Task prompt —
Write out the entire listing below exactly as it appears, minus any pictures.

== Data records ==

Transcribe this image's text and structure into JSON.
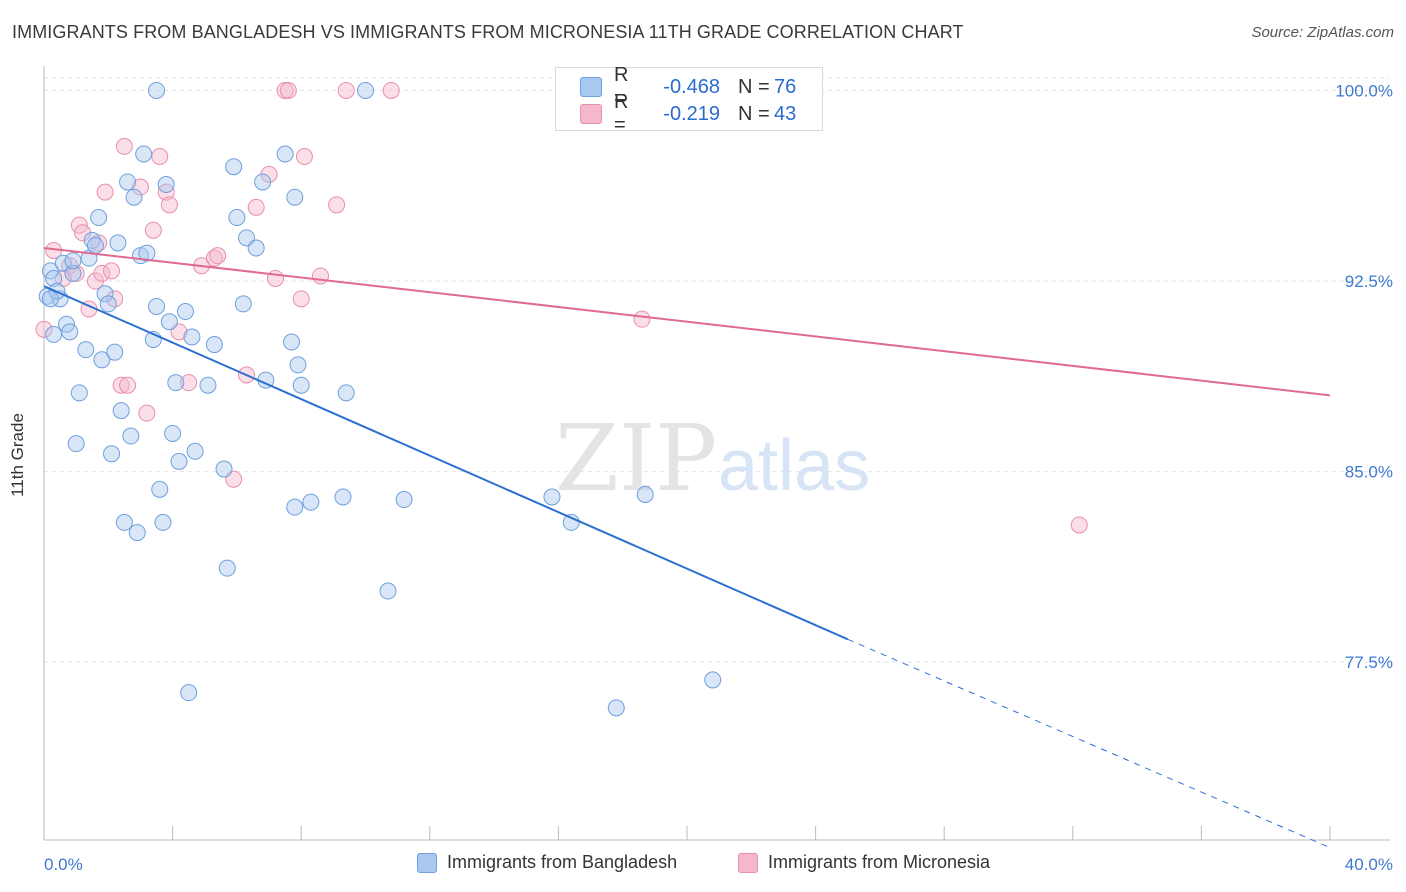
{
  "header": {
    "title": "IMMIGRANTS FROM BANGLADESH VS IMMIGRANTS FROM MICRONESIA 11TH GRADE CORRELATION CHART",
    "source": "Source: ZipAtlas.com"
  },
  "watermark": {
    "zip": "ZIP",
    "atlas": "atlas"
  },
  "legend": {
    "rows": [
      {
        "r_label": "R =",
        "r_value": "-0.468",
        "n_label": "N =",
        "n_value": "76",
        "color": "#a9c8f0"
      },
      {
        "r_label": "R =",
        "r_value": "-0.219",
        "n_label": "N =",
        "n_value": "43",
        "color": "#f5b8cb"
      }
    ]
  },
  "colors": {
    "blue_fill": "#a9c8f0",
    "blue_stroke": "#6fa0dd",
    "blue_line": "#2a6fd1",
    "pink_fill": "#f5b8cb",
    "pink_stroke": "#e98fab",
    "pink_line": "#e06a90",
    "grid": "#e3e3e3",
    "tick_label": "#3f78cf"
  },
  "chart_data": {
    "type": "scatter",
    "title": "IMMIGRANTS FROM BANGLADESH VS IMMIGRANTS FROM MICRONESIA 11TH GRADE CORRELATION CHART",
    "xlabel": "",
    "ylabel": "11th Grade",
    "xlim": [
      0,
      40
    ],
    "ylim": [
      70.5,
      101.2
    ],
    "x_tick_labels": [
      "0.0%",
      "40.0%"
    ],
    "y_ticks": [
      77.5,
      85.0,
      92.5,
      100.0
    ],
    "y_tick_labels": [
      "77.5%",
      "85.0%",
      "92.5%",
      "100.0%"
    ],
    "grid": true,
    "legend_position": "top-center",
    "series": [
      {
        "name": "Immigrants from Bangladesh",
        "color": "#a9c8f0",
        "trend": {
          "x0": 0,
          "y0": 92.3,
          "x1": 25.0,
          "y1": 78.4,
          "dashed_to_x": 40.0,
          "dashed_to_y": 70.2
        },
        "points": [
          [
            0.1,
            91.9
          ],
          [
            0.2,
            92.9
          ],
          [
            0.3,
            92.6
          ],
          [
            0.5,
            91.8
          ],
          [
            0.6,
            93.2
          ],
          [
            0.7,
            90.8
          ],
          [
            0.8,
            90.5
          ],
          [
            0.9,
            92.8
          ],
          [
            1.0,
            86.1
          ],
          [
            1.1,
            88.1
          ],
          [
            1.3,
            89.8
          ],
          [
            1.4,
            93.4
          ],
          [
            1.5,
            94.1
          ],
          [
            1.6,
            93.9
          ],
          [
            1.7,
            95.0
          ],
          [
            1.8,
            89.4
          ],
          [
            1.9,
            92.0
          ],
          [
            2.0,
            91.6
          ],
          [
            2.1,
            85.7
          ],
          [
            2.2,
            89.7
          ],
          [
            2.3,
            94.0
          ],
          [
            2.4,
            87.4
          ],
          [
            2.5,
            83.0
          ],
          [
            2.6,
            96.4
          ],
          [
            2.7,
            86.4
          ],
          [
            2.8,
            95.8
          ],
          [
            2.9,
            82.6
          ],
          [
            3.0,
            93.5
          ],
          [
            3.1,
            97.5
          ],
          [
            3.2,
            93.6
          ],
          [
            3.4,
            90.2
          ],
          [
            3.5,
            91.5
          ],
          [
            3.6,
            84.3
          ],
          [
            3.7,
            83.0
          ],
          [
            3.8,
            96.3
          ],
          [
            3.9,
            90.9
          ],
          [
            3.5,
            100.0
          ],
          [
            4.0,
            86.5
          ],
          [
            4.1,
            88.5
          ],
          [
            4.2,
            85.4
          ],
          [
            4.4,
            91.3
          ],
          [
            4.5,
            76.3
          ],
          [
            4.6,
            90.3
          ],
          [
            4.7,
            85.8
          ],
          [
            5.1,
            88.4
          ],
          [
            5.3,
            90.0
          ],
          [
            5.6,
            85.1
          ],
          [
            5.7,
            81.2
          ],
          [
            5.9,
            97.0
          ],
          [
            6.0,
            95.0
          ],
          [
            6.3,
            94.2
          ],
          [
            6.2,
            91.6
          ],
          [
            6.6,
            93.8
          ],
          [
            6.8,
            96.4
          ],
          [
            6.9,
            88.6
          ],
          [
            7.5,
            97.5
          ],
          [
            7.7,
            90.1
          ],
          [
            7.8,
            95.8
          ],
          [
            7.8,
            83.6
          ],
          [
            7.9,
            89.2
          ],
          [
            8.0,
            88.4
          ],
          [
            8.3,
            83.8
          ],
          [
            9.3,
            84.0
          ],
          [
            9.4,
            88.1
          ],
          [
            10.0,
            100.0
          ],
          [
            10.7,
            80.3
          ],
          [
            11.2,
            83.9
          ],
          [
            15.8,
            84.0
          ],
          [
            16.4,
            83.0
          ],
          [
            17.8,
            75.7
          ],
          [
            18.7,
            84.1
          ],
          [
            20.8,
            76.8
          ],
          [
            0.4,
            92.1
          ],
          [
            0.2,
            91.8
          ],
          [
            0.9,
            93.3
          ],
          [
            0.3,
            90.4
          ]
        ]
      },
      {
        "name": "Immigrants from Micronesia",
        "color": "#f5b8cb",
        "trend": {
          "x0": 0,
          "y0": 93.8,
          "x1": 40.0,
          "y1": 88.0
        },
        "points": [
          [
            0.0,
            90.6
          ],
          [
            0.3,
            93.7
          ],
          [
            0.6,
            92.6
          ],
          [
            0.8,
            93.1
          ],
          [
            1.0,
            92.8
          ],
          [
            1.1,
            94.7
          ],
          [
            1.2,
            94.4
          ],
          [
            1.4,
            91.4
          ],
          [
            1.6,
            92.5
          ],
          [
            1.7,
            94.0
          ],
          [
            1.8,
            92.8
          ],
          [
            1.9,
            96.0
          ],
          [
            2.1,
            92.9
          ],
          [
            2.2,
            91.8
          ],
          [
            2.4,
            88.4
          ],
          [
            2.5,
            97.8
          ],
          [
            2.6,
            88.4
          ],
          [
            3.0,
            96.2
          ],
          [
            3.2,
            87.3
          ],
          [
            3.4,
            94.5
          ],
          [
            3.6,
            97.4
          ],
          [
            3.8,
            96.0
          ],
          [
            3.9,
            95.5
          ],
          [
            4.2,
            90.5
          ],
          [
            4.5,
            88.5
          ],
          [
            4.9,
            93.1
          ],
          [
            5.3,
            93.4
          ],
          [
            5.4,
            93.5
          ],
          [
            5.9,
            84.7
          ],
          [
            6.3,
            88.8
          ],
          [
            6.6,
            95.4
          ],
          [
            7.0,
            96.7
          ],
          [
            7.2,
            92.6
          ],
          [
            7.5,
            100.0
          ],
          [
            7.6,
            100.0
          ],
          [
            8.0,
            91.8
          ],
          [
            8.1,
            97.4
          ],
          [
            8.6,
            92.7
          ],
          [
            9.1,
            95.5
          ],
          [
            9.4,
            100.0
          ],
          [
            10.8,
            100.0
          ],
          [
            18.6,
            91.0
          ],
          [
            32.2,
            82.9
          ]
        ]
      }
    ]
  },
  "bottom_legend": {
    "items": [
      {
        "label": "Immigrants from Bangladesh",
        "color": "#a9c8f0",
        "border": "#6fa0dd"
      },
      {
        "label": "Immigrants from Micronesia",
        "color": "#f5b8cb",
        "border": "#e98fab"
      }
    ]
  }
}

===

Final answer —
Transcribe this image's text and structure into JSON.
{
  "header": {
    "title": "IMMIGRANTS FROM BANGLADESH VS IMMIGRANTS FROM MICRONESIA 11TH GRADE CORRELATION CHART",
    "source": "Source: ZipAtlas.com"
  },
  "watermark": {
    "zip": "ZIP",
    "atlas": "atlas"
  },
  "legend": {
    "rows": [
      {
        "r_label": "R =",
        "r_value": "-0.468",
        "n_label": "N =",
        "n_value": "76",
        "color": "#a9c8f0"
      },
      {
        "r_label": "R =",
        "r_value": "-0.219",
        "n_label": "N =",
        "n_value": "43",
        "color": "#f5b8cb"
      }
    ]
  },
  "colors": {
    "blue_fill": "#a9c8f0",
    "blue_stroke": "#6fa0dd",
    "blue_line": "#2a6fd1",
    "pink_fill": "#f5b8cb",
    "pink_stroke": "#e98fab",
    "pink_line": "#e06a90",
    "grid": "#e3e3e3",
    "tick_label": "#3f78cf"
  },
  "chart_data": {
    "type": "scatter",
    "title": "IMMIGRANTS FROM BANGLADESH VS IMMIGRANTS FROM MICRONESIA 11TH GRADE CORRELATION CHART",
    "xlabel": "",
    "ylabel": "11th Grade",
    "xlim": [
      0,
      40
    ],
    "ylim": [
      70.5,
      101.2
    ],
    "x_tick_labels": [
      "0.0%",
      "40.0%"
    ],
    "y_ticks": [
      77.5,
      85.0,
      92.5,
      100.0
    ],
    "y_tick_labels": [
      "77.5%",
      "85.0%",
      "92.5%",
      "100.0%"
    ],
    "grid": true,
    "legend_position": "top-center",
    "series": [
      {
        "name": "Immigrants from Bangladesh",
        "color": "#a9c8f0",
        "trend": {
          "x0": 0,
          "y0": 92.3,
          "x1": 25.0,
          "y1": 78.4,
          "dashed_to_x": 40.0,
          "dashed_to_y": 70.2
        },
        "points": [
          [
            0.1,
            91.9
          ],
          [
            0.2,
            92.9
          ],
          [
            0.3,
            92.6
          ],
          [
            0.5,
            91.8
          ],
          [
            0.6,
            93.2
          ],
          [
            0.7,
            90.8
          ],
          [
            0.8,
            90.5
          ],
          [
            0.9,
            92.8
          ],
          [
            1.0,
            86.1
          ],
          [
            1.1,
            88.1
          ],
          [
            1.3,
            89.8
          ],
          [
            1.4,
            93.4
          ],
          [
            1.5,
            94.1
          ],
          [
            1.6,
            93.9
          ],
          [
            1.7,
            95.0
          ],
          [
            1.8,
            89.4
          ],
          [
            1.9,
            92.0
          ],
          [
            2.0,
            91.6
          ],
          [
            2.1,
            85.7
          ],
          [
            2.2,
            89.7
          ],
          [
            2.3,
            94.0
          ],
          [
            2.4,
            87.4
          ],
          [
            2.5,
            83.0
          ],
          [
            2.6,
            96.4
          ],
          [
            2.7,
            86.4
          ],
          [
            2.8,
            95.8
          ],
          [
            2.9,
            82.6
          ],
          [
            3.0,
            93.5
          ],
          [
            3.1,
            97.5
          ],
          [
            3.2,
            93.6
          ],
          [
            3.4,
            90.2
          ],
          [
            3.5,
            91.5
          ],
          [
            3.6,
            84.3
          ],
          [
            3.7,
            83.0
          ],
          [
            3.8,
            96.3
          ],
          [
            3.9,
            90.9
          ],
          [
            3.5,
            100.0
          ],
          [
            4.0,
            86.5
          ],
          [
            4.1,
            88.5
          ],
          [
            4.2,
            85.4
          ],
          [
            4.4,
            91.3
          ],
          [
            4.5,
            76.3
          ],
          [
            4.6,
            90.3
          ],
          [
            4.7,
            85.8
          ],
          [
            5.1,
            88.4
          ],
          [
            5.3,
            90.0
          ],
          [
            5.6,
            85.1
          ],
          [
            5.7,
            81.2
          ],
          [
            5.9,
            97.0
          ],
          [
            6.0,
            95.0
          ],
          [
            6.3,
            94.2
          ],
          [
            6.2,
            91.6
          ],
          [
            6.6,
            93.8
          ],
          [
            6.8,
            96.4
          ],
          [
            6.9,
            88.6
          ],
          [
            7.5,
            97.5
          ],
          [
            7.7,
            90.1
          ],
          [
            7.8,
            95.8
          ],
          [
            7.8,
            83.6
          ],
          [
            7.9,
            89.2
          ],
          [
            8.0,
            88.4
          ],
          [
            8.3,
            83.8
          ],
          [
            9.3,
            84.0
          ],
          [
            9.4,
            88.1
          ],
          [
            10.0,
            100.0
          ],
          [
            10.7,
            80.3
          ],
          [
            11.2,
            83.9
          ],
          [
            15.8,
            84.0
          ],
          [
            16.4,
            83.0
          ],
          [
            17.8,
            75.7
          ],
          [
            18.7,
            84.1
          ],
          [
            20.8,
            76.8
          ],
          [
            0.4,
            92.1
          ],
          [
            0.2,
            91.8
          ],
          [
            0.9,
            93.3
          ],
          [
            0.3,
            90.4
          ]
        ]
      },
      {
        "name": "Immigrants from Micronesia",
        "color": "#f5b8cb",
        "trend": {
          "x0": 0,
          "y0": 93.8,
          "x1": 40.0,
          "y1": 88.0
        },
        "points": [
          [
            0.0,
            90.6
          ],
          [
            0.3,
            93.7
          ],
          [
            0.6,
            92.6
          ],
          [
            0.8,
            93.1
          ],
          [
            1.0,
            92.8
          ],
          [
            1.1,
            94.7
          ],
          [
            1.2,
            94.4
          ],
          [
            1.4,
            91.4
          ],
          [
            1.6,
            92.5
          ],
          [
            1.7,
            94.0
          ],
          [
            1.8,
            92.8
          ],
          [
            1.9,
            96.0
          ],
          [
            2.1,
            92.9
          ],
          [
            2.2,
            91.8
          ],
          [
            2.4,
            88.4
          ],
          [
            2.5,
            97.8
          ],
          [
            2.6,
            88.4
          ],
          [
            3.0,
            96.2
          ],
          [
            3.2,
            87.3
          ],
          [
            3.4,
            94.5
          ],
          [
            3.6,
            97.4
          ],
          [
            3.8,
            96.0
          ],
          [
            3.9,
            95.5
          ],
          [
            4.2,
            90.5
          ],
          [
            4.5,
            88.5
          ],
          [
            4.9,
            93.1
          ],
          [
            5.3,
            93.4
          ],
          [
            5.4,
            93.5
          ],
          [
            5.9,
            84.7
          ],
          [
            6.3,
            88.8
          ],
          [
            6.6,
            95.4
          ],
          [
            7.0,
            96.7
          ],
          [
            7.2,
            92.6
          ],
          [
            7.5,
            100.0
          ],
          [
            7.6,
            100.0
          ],
          [
            8.0,
            91.8
          ],
          [
            8.1,
            97.4
          ],
          [
            8.6,
            92.7
          ],
          [
            9.1,
            95.5
          ],
          [
            9.4,
            100.0
          ],
          [
            10.8,
            100.0
          ],
          [
            18.6,
            91.0
          ],
          [
            32.2,
            82.9
          ]
        ]
      }
    ]
  },
  "bottom_legend": {
    "items": [
      {
        "label": "Immigrants from Bangladesh",
        "color": "#a9c8f0",
        "border": "#6fa0dd"
      },
      {
        "label": "Immigrants from Micronesia",
        "color": "#f5b8cb",
        "border": "#e98fab"
      }
    ]
  }
}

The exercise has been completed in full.